Goals:
A. Write out the essay on painting styles word for word from "The impressionist road" to "down those paths.".
B. Continue the essay on painting styles, starting after its final sentence.

Selected passage:
One of my main goals is to allow the viewer to provide their own meaning
to what they’re seeing. The universe created us and if some find it completely
meaningless, then perhaps it’s up to us to provide that meaning. Maybe that’s
why we’re here—so the universe can know itself. Art and music provide a lot of
meaning for me. When we can’t find meaning, we often turn to destructive things
such as alcohol or other harmful activities that bring about pain to
ourselves and to others. Those things may provide temporary escape, but they do no not bring about any lasting meaning.
When people tell me they had to look one of my paintings for 15
minutes before they ‘figured it out,’ it’s a high compliment. Kitsch is
understood instantaneously. After that, boredom sets in quickly. My paintings
may confuse and irritate some people, but at least in that state they’re not
bored.
I want to walk down roads that are not well trodden. The realistic
road is crowded and always has been. I sometimes admire the energy spent
painting realistic things, but to me the more realistic something appears, the
less art is in it. I feel sorry for artists who spent endless hours just to
make things appear ‘real,’ without knowing that, in the end, they only produced
something painful to look at. I can’t look at realistic animal sculpture, for
example. I’ve seen the galloping horse and bounding deer too many times to
admire the time spent on such things.
The impressionist road has also been well explored. Thousands if not
millions of artists have painted in that style and while the original
impressionists still inspire, there is nothing really new that can be produced
in that genre. Too often, beginner impressionists mistake sloppiness for
looseness. Monet had to develop a high sensibility to make his paintings look
‘loose.’ In reality, there was nothing about his work that was an accident. I
know impressionism remains popular, but to me it is not satisfying to look at
for very long.
I love abstract expressionism, but it can also be unsatisfying because
it leaves out a certain amount of reason. It is strictly right-brained stuff.
Cubism, on the other hand, appeals to logic and emotion and it has not been
well explored. Many side paths remain. I’ve chosen to go down those paths.
Cubism shows many angles of the subject at the same time. It shows
that reality isn’t just one perfunctory view laid down on a canvas. There are
many angles and ways of viewing the subject. That appeals to me. I want to
paint the different angles and motion. I want to paint the passage of time.
Reality is never static. In one painting, “Sioux Chief,” I portrayed an Indian
as a young man, middle aged and then in old age all at once. On another called
“Gold Panner,” the pick ax and shovel can be seen woven into the background. A
bearded man is looking down for color as he pans while he simultaneously looks
over his shoulder for a claim jumper. He is at one with the gold-bearing creek.
The smoke from his campfire is one with the forest.
These are the kinds of the paintings I enjoy doing the most even
though they’re not exactly popular with the public. I realize general public
has not looked at as many images as I have and they are not art experts. It is
no surprise that the public prefers comfort and escape. Something difficult to
do is seen as even more impressive. It's almost as if the art buyers want to buy detail and technical tricks by the pound. They want the familiar, but rendered in
excruciating detail. The more detail the better. Detail in ultra high
definition is best. That way they can be assured they’re ‘getting their money’s
worth.’ Most people don’t want to have to think about what they’re seeing. They
want to be told what they’re seeing,
like watching TV.

Supplied information:
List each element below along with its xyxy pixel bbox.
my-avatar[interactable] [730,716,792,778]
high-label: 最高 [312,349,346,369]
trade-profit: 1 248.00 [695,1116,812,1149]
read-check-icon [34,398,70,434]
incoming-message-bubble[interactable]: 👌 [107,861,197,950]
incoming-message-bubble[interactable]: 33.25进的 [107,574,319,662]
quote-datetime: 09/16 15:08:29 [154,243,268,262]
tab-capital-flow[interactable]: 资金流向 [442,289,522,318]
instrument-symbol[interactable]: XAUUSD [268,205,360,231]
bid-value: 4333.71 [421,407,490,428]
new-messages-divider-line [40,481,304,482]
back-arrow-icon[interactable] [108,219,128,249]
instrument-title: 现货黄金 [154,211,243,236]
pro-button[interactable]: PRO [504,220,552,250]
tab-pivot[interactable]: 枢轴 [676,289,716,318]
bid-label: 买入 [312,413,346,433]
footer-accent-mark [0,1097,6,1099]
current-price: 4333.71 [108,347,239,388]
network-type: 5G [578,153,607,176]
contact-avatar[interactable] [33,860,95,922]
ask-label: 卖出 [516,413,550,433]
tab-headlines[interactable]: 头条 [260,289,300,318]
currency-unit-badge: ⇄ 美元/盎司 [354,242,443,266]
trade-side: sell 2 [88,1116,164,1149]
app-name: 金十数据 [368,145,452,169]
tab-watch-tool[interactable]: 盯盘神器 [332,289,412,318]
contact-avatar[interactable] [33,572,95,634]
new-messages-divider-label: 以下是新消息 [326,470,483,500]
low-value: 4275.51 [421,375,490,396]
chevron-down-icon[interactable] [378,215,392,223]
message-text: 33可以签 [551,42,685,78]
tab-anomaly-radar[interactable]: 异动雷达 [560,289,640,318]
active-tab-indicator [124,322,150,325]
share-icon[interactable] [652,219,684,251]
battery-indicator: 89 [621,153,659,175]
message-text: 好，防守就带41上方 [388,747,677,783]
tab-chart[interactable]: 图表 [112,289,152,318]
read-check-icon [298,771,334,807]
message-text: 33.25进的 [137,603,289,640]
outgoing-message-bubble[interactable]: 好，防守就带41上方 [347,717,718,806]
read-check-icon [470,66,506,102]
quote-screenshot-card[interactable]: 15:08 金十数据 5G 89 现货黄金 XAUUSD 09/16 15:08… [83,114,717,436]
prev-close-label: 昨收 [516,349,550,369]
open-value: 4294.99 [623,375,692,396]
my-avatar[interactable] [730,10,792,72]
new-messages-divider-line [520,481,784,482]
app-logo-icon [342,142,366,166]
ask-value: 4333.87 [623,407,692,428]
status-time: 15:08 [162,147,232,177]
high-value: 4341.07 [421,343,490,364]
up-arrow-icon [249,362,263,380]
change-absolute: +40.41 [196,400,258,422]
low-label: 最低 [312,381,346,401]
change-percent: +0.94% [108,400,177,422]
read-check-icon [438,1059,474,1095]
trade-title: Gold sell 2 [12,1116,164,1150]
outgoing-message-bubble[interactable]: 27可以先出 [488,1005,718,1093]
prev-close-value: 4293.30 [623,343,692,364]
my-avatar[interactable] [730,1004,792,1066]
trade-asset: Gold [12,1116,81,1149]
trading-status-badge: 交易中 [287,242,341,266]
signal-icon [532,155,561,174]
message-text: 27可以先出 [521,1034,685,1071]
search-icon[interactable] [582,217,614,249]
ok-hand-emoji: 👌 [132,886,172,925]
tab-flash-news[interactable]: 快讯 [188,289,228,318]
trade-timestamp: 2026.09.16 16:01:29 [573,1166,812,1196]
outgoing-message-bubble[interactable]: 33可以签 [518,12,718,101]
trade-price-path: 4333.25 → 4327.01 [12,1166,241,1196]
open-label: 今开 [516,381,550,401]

Written answers:
A.
The impressionist road has also been well explored. Thousands if not
millions of artists have painted in that style and while the original
impressionists still inspire, there is nothing really new that can be produced
in that genre. Too often, beginner impressionists mistake sloppiness for
looseness. Monet had to develop a high sensibility to make his paintings look
‘loose.’ In reality, there was nothing about his work that was an accident. I
know impressionism remains popular, but to me it is not satisfying to look at
for very long.
I love abstract expressionism, but it can also be unsatisfying because
it leaves out a certain amount of reason. It is strictly right-brained stuff.
Cubism, on the other hand, appeals to logic and emotion and it has not been
well explored. Many side paths remain. I’ve chosen to go down those paths.

B.
In the Internet era, people want the reward with little effort. They
want it now. Kitsch delivers that. I don’t.
ADVICE TO YOUNG ARTISTS
It’s my theory that kids aren’t drawing as much as they did when I was
a youngster. My generation didn’t grow up with video games. We played sports
outside in the summer. We went fishing. We entertained ourselves. If it was
raining, we stayed inside and read books or played board games. Many of us
played music or worked on art projects.
The ones who do want to become artists or musicians as a profession
are going to encounter a lot of resistance in life. There is no shortage of artists
or musicians.
My son grew up playing the violin and by the time he was a senior in
high school he was concertmaster. He aced a lot of recitals and won many major
music awards. He was an All-State violinist. He won a national music award. He
was offered several music scholarships including one from Washington State
University. I told him if it made him happy he should pursue a music career. He
could not expect to make any money at it, though. He would also have to teach
music to make a living. The odds of him becoming a violinist at a major
orchestra were slim. There are thousands of violinists and music school
graduates are endless. He decided to give up music as a profession. He majored
in geology instead. He graduated with a Bachelor of Science degree and he now
has a well-paying job in North Dakota as a field geologist. He still plays
the violin for fun.
Artists have a slight advantage over musicians when it comes to making
money. Humans are visual creatures and there will always be a need for designers,
illustrators, typographers, information graphic experts and animators. Nowadays
it’s imperative to know programs such as Adobe Photoshop, Illustrator and
InDesign as well as web coding. There will always be a need for commercial
artists.
Fine artists are more like musicians. It’s not easy to make a living
in the fine arts. It can be done, but few can. I couldn’t. I chose commercial
art so I could support my family. DeKooning chucked his career to become a fine
artist. He lived in poverty and dressed in rags. He sometimes went hungry. He
was devoted to his vision and so for him it was worth it. The fact that he
later became a multi millionaire was a rare occurrence. The vast majority of
fine artists aren’t going to get rich.
So if you want to become a fine artist, it’s best to have some kind of
job that will put a roof over your head and keep you from getting hungry. Jobs
that pay well are difficult to come by these days, but even a low-paying job
will work if you can learn to cut costs and go without. Art supplies aren’t
cheap, but you can look for good deals. Living simply will be worth it if you
love art enough.
There are some notions that I recommend you discard. Forget about
becoming rich and famous. You probably won’t become either as a fine artist.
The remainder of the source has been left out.